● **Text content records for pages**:
****************
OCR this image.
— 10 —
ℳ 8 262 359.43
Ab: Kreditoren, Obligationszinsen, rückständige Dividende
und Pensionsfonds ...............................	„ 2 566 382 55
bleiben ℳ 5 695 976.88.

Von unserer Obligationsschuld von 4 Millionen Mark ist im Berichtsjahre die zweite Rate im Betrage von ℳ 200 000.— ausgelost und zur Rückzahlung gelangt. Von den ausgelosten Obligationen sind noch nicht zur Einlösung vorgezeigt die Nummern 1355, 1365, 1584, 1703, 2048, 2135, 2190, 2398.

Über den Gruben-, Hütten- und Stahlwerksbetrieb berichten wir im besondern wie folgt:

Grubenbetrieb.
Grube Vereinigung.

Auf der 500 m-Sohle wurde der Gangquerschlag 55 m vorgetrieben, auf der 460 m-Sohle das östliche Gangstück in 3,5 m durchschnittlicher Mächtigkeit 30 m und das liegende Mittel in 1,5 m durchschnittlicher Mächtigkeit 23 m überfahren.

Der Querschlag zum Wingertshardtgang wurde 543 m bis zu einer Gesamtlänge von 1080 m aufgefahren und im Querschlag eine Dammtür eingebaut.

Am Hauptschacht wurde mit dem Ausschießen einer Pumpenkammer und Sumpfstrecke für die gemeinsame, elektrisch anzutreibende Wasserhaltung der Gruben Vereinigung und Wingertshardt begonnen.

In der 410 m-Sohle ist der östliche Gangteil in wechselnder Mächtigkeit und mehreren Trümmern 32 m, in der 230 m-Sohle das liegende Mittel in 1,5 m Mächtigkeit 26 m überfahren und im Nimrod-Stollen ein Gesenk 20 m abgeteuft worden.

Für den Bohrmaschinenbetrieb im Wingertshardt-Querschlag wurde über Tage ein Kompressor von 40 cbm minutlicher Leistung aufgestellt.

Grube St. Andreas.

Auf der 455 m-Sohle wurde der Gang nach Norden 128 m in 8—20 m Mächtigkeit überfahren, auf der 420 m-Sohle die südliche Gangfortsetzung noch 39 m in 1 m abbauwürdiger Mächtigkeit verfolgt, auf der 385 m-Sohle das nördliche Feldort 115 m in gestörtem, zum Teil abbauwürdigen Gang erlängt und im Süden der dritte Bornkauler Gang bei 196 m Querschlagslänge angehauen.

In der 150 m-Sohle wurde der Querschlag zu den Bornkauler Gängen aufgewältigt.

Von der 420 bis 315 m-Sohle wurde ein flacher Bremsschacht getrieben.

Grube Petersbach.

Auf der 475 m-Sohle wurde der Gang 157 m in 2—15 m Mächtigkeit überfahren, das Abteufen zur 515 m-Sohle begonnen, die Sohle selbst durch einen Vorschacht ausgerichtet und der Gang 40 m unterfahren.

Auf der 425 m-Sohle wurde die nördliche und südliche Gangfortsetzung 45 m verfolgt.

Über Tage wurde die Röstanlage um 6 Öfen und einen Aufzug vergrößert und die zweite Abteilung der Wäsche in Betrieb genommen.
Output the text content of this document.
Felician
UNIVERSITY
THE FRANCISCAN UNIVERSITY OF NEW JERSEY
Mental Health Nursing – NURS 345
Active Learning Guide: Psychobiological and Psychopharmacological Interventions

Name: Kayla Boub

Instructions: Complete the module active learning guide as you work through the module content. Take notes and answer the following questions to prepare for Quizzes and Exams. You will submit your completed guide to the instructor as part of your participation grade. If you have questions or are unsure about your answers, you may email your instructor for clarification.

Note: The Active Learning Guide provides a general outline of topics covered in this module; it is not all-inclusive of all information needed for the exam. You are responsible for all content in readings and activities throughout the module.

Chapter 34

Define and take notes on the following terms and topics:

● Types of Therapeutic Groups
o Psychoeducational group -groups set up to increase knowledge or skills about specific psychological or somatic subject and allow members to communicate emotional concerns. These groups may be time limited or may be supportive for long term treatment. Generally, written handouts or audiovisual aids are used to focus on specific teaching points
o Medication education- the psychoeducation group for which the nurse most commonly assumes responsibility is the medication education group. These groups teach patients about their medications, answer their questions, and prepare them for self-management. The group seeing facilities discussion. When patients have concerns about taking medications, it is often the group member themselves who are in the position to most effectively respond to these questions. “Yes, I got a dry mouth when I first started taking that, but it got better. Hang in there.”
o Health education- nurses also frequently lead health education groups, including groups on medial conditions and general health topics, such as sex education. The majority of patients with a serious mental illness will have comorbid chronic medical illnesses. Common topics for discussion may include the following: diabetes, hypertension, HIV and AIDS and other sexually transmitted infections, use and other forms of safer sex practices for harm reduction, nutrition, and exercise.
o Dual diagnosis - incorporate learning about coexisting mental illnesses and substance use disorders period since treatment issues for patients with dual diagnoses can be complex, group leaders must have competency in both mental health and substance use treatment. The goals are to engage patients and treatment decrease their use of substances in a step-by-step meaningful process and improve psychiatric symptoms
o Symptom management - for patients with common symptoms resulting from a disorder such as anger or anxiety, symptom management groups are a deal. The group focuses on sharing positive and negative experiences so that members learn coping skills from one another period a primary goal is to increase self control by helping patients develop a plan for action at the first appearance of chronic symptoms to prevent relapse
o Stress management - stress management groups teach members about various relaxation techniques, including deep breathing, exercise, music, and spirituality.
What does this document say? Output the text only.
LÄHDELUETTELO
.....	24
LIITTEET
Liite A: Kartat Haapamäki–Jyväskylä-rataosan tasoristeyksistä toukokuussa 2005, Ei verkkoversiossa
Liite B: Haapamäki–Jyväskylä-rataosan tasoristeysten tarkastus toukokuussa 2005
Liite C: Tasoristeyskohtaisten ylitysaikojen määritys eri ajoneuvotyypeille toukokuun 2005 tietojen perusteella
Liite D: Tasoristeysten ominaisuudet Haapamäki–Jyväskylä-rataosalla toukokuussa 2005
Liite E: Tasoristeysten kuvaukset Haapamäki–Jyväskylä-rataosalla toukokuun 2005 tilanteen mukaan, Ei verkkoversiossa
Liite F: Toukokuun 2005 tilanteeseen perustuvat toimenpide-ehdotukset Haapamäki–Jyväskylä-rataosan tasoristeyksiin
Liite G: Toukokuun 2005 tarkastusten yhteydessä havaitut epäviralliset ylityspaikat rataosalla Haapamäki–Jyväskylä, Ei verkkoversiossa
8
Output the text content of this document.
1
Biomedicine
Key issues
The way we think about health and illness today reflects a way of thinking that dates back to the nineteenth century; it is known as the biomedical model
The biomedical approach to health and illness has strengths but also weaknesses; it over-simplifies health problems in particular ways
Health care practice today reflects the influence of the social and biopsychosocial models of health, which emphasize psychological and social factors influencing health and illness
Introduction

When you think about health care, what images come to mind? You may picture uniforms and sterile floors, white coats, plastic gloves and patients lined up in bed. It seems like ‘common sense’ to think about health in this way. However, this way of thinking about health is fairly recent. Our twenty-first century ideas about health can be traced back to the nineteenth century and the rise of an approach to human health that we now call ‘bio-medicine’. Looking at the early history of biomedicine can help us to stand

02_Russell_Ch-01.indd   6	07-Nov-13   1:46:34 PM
****************
● **YOUR OBJECTIVE**: Set the data down again in full, exactly as given.

● **TASK RESPONSE**:
OCR this image.
— 10 —
ℳ 8 262 359.43
Ab: Kreditoren, Obligationszinsen, rückständige Dividende
und Pensionsfonds ...............................	„ 2 566 382 55
bleiben ℳ 5 695 976.88.

Von unserer Obligationsschuld von 4 Millionen Mark ist im Berichtsjahre die zweite Rate im Betrage von ℳ 200 000.— ausgelost und zur Rückzahlung gelangt. Von den ausgelosten Obligationen sind noch nicht zur Einlösung vorgezeigt die Nummern 1355, 1365, 1584, 1703, 2048, 2135, 2190, 2398.

Über den Gruben-, Hütten- und Stahlwerksbetrieb berichten wir im besondern wie folgt:

Grubenbetrieb.
Grube Vereinigung.

Auf der 500 m-Sohle wurde der Gangquerschlag 55 m vorgetrieben, auf der 460 m-Sohle das östliche Gangstück in 3,5 m durchschnittlicher Mächtigkeit 30 m und das liegende Mittel in 1,5 m durchschnittlicher Mächtigkeit 23 m überfahren.

Der Querschlag zum Wingertshardtgang wurde 543 m bis zu einer Gesamtlänge von 1080 m aufgefahren und im Querschlag eine Dammtür eingebaut.

Am Hauptschacht wurde mit dem Ausschießen einer Pumpenkammer und Sumpfstrecke für die gemeinsame, elektrisch anzutreibende Wasserhaltung der Gruben Vereinigung und Wingertshardt begonnen.

In der 410 m-Sohle ist der östliche Gangteil in wechselnder Mächtigkeit und mehreren Trümmern 32 m, in der 230 m-Sohle das liegende Mittel in 1,5 m Mächtigkeit 26 m überfahren und im Nimrod-Stollen ein Gesenk 20 m abgeteuft worden.

Für den Bohrmaschinenbetrieb im Wingertshardt-Querschlag wurde über Tage ein Kompressor von 40 cbm minutlicher Leistung aufgestellt.

Grube St. Andreas.

Auf der 455 m-Sohle wurde der Gang nach Norden 128 m in 8—20 m Mächtigkeit überfahren, auf der 420 m-Sohle die südliche Gangfortsetzung noch 39 m in 1 m abbauwürdiger Mächtigkeit verfolgt, auf der 385 m-Sohle das nördliche Feldort 115 m in gestörtem, zum Teil abbauwürdigen Gang erlängt und im Süden der dritte Bornkauler Gang bei 196 m Querschlagslänge angehauen.

In der 150 m-Sohle wurde der Querschlag zu den Bornkauler Gängen aufgewältigt.

Von der 420 bis 315 m-Sohle wurde ein flacher Bremsschacht getrieben.

Grube Petersbach.

Auf der 475 m-Sohle wurde der Gang 157 m in 2—15 m Mächtigkeit überfahren, das Abteufen zur 515 m-Sohle begonnen, die Sohle selbst durch einen Vorschacht ausgerichtet und der Gang 40 m unterfahren.

Auf der 425 m-Sohle wurde die nördliche und südliche Gangfortsetzung 45 m verfolgt.

Über Tage wurde die Röstanlage um 6 Öfen und einen Aufzug vergrößert und die zweite Abteilung der Wäsche in Betrieb genommen.
Output the text content of this document.
Felician
UNIVERSITY
THE FRANCISCAN UNIVERSITY OF NEW JERSEY
Mental Health Nursing – NURS 345
Active Learning Guide: Psychobiological and Psychopharmacological Interventions

Name: Kayla Boub

Instructions: Complete the module active learning guide as you work through the module content. Take notes and answer the following questions to prepare for Quizzes and Exams. You will submit your completed guide to the instructor as part of your participation grade. If you have questions or are unsure about your answers, you may email your instructor for clarification.

Note: The Active Learning Guide provides a general outline of topics covered in this module; it is not all-inclusive of all information needed for the exam. You are responsible for all content in readings and activities throughout the module.

Chapter 34

Define and take notes on the following terms and topics:

● Types of Therapeutic Groups
o Psychoeducational group -groups set up to increase knowledge or skills about specific psychological or somatic subject and allow members to communicate emotional concerns. These groups may be time limited or may be supportive for long term treatment. Generally, written handouts or audiovisual aids are used to focus on specific teaching points
o Medication education- the psychoeducation group for which the nurse most commonly assumes responsibility is the medication education group. These groups teach patients about their medications, answer their questions, and prepare them for self-management. The group seeing facilities discussion. When patients have concerns about taking medications, it is often the group member themselves who are in the position to most effectively respond to these questions. “Yes, I got a dry mouth when I first started taking that, but it got better. Hang in there.”
o Health education- nurses also frequently lead health education groups, including groups on medial conditions and general health topics, such as sex education. The majority of patients with a serious mental illness will have comorbid chronic medical illnesses. Common topics for discussion may include the following: diabetes, hypertension, HIV and AIDS and other sexually transmitted infections, use and other forms of safer sex practices for harm reduction, nutrition, and exercise.
o Dual diagnosis - incorporate learning about coexisting mental illnesses and substance use disorders period since treatment issues for patients with dual diagnoses can be complex, group leaders must have competency in both mental health and substance use treatment. The goals are to engage patients and treatment decrease their use of substances in a step-by-step meaningful process and improve psychiatric symptoms
o Symptom management - for patients with common symptoms resulting from a disorder such as anger or anxiety, symptom management groups are a deal. The group focuses on sharing positive and negative experiences so that members learn coping skills from one another period a primary goal is to increase self control by helping patients develop a plan for action at the first appearance of chronic symptoms to prevent relapse
o Stress management - stress management groups teach members about various relaxation techniques, including deep breathing, exercise, music, and spirituality.
What does this document say? Output the text only.
LÄHDELUETTELO
.....	24
LIITTEET
Liite A: Kartat Haapamäki–Jyväskylä-rataosan tasoristeyksistä toukokuussa 2005, Ei verkkoversiossa
Liite B: Haapamäki–Jyväskylä-rataosan tasoristeysten tarkastus toukokuussa 2005
Liite C: Tasoristeyskohtaisten ylitysaikojen määritys eri ajoneuvotyypeille toukokuun 2005 tietojen perusteella
Liite D: Tasoristeysten ominaisuudet Haapamäki–Jyväskylä-rataosalla toukokuussa 2005
Liite E: Tasoristeysten kuvaukset Haapamäki–Jyväskylä-rataosalla toukokuun 2005 tilanteen mukaan, Ei verkkoversiossa
Liite F: Toukokuun 2005 tilanteeseen perustuvat toimenpide-ehdotukset Haapamäki–Jyväskylä-rataosan tasoristeyksiin
Liite G: Toukokuun 2005 tarkastusten yhteydessä havaitut epäviralliset ylityspaikat rataosalla Haapamäki–Jyväskylä, Ei verkkoversiossa
8
Output the text content of this document.
1
Biomedicine
Key issues
The way we think about health and illness today reflects a way of thinking that dates back to the nineteenth century; it is known as the biomedical model
The biomedical approach to health and illness has strengths but also weaknesses; it over-simplifies health problems in particular ways
Health care practice today reflects the influence of the social and biopsychosocial models of health, which emphasize psychological and social factors influencing health and illness
Introduction

When you think about health care, what images come to mind? You may picture uniforms and sterile floors, white coats, plastic gloves and patients lined up in bed. It seems like ‘common sense’ to think about health in this way. However, this way of thinking about health is fairly recent. Our twenty-first century ideas about health can be traced back to the nineteenth century and the rise of an approach to human health that we now call ‘bio-medicine’. Looking at the early history of biomedicine can help us to stand

02_Russell_Ch-01.indd   6	07-Nov-13   1:46:34 PM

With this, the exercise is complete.